Stated problem =>
Which lines in the records below contain the word "TempInt"? Copy each of them.

------ Records to use

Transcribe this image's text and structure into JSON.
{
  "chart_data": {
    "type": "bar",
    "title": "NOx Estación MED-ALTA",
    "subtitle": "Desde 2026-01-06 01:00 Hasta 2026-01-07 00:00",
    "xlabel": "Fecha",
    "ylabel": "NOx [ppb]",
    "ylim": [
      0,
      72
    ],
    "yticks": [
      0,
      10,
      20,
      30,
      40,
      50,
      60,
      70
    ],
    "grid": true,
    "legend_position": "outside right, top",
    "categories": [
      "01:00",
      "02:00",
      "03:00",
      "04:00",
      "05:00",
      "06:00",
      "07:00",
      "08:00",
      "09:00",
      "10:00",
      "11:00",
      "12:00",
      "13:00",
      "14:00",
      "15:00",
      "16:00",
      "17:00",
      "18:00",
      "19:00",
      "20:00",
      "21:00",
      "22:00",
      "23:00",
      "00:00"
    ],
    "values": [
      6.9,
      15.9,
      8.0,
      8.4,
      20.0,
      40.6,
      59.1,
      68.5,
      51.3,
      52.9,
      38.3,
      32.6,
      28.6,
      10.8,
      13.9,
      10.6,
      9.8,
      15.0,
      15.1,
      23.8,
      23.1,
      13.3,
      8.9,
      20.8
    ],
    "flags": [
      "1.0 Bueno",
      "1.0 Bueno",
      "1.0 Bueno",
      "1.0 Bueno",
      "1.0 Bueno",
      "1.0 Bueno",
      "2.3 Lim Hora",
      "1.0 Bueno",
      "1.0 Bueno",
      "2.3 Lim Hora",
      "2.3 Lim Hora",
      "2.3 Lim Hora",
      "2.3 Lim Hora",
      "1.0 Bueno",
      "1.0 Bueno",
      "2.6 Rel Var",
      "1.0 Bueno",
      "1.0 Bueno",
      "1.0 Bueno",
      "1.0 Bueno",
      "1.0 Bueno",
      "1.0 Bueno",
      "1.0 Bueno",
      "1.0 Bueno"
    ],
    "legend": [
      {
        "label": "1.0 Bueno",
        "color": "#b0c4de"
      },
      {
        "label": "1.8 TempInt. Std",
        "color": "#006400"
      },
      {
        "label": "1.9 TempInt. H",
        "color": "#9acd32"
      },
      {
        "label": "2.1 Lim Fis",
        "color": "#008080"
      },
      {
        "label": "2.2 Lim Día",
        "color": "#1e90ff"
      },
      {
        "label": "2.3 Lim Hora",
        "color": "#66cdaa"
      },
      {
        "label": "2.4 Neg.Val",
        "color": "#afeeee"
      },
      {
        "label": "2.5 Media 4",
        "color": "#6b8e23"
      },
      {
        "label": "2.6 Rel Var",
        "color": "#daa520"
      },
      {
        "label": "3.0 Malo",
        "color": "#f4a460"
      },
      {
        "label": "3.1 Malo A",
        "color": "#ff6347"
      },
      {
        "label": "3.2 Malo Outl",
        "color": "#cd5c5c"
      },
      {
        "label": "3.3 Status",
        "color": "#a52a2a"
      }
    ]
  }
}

------------

Exercise response =>
        "label": "1.8 TempInt. Std",
        "label": "1.9 TempInt. H",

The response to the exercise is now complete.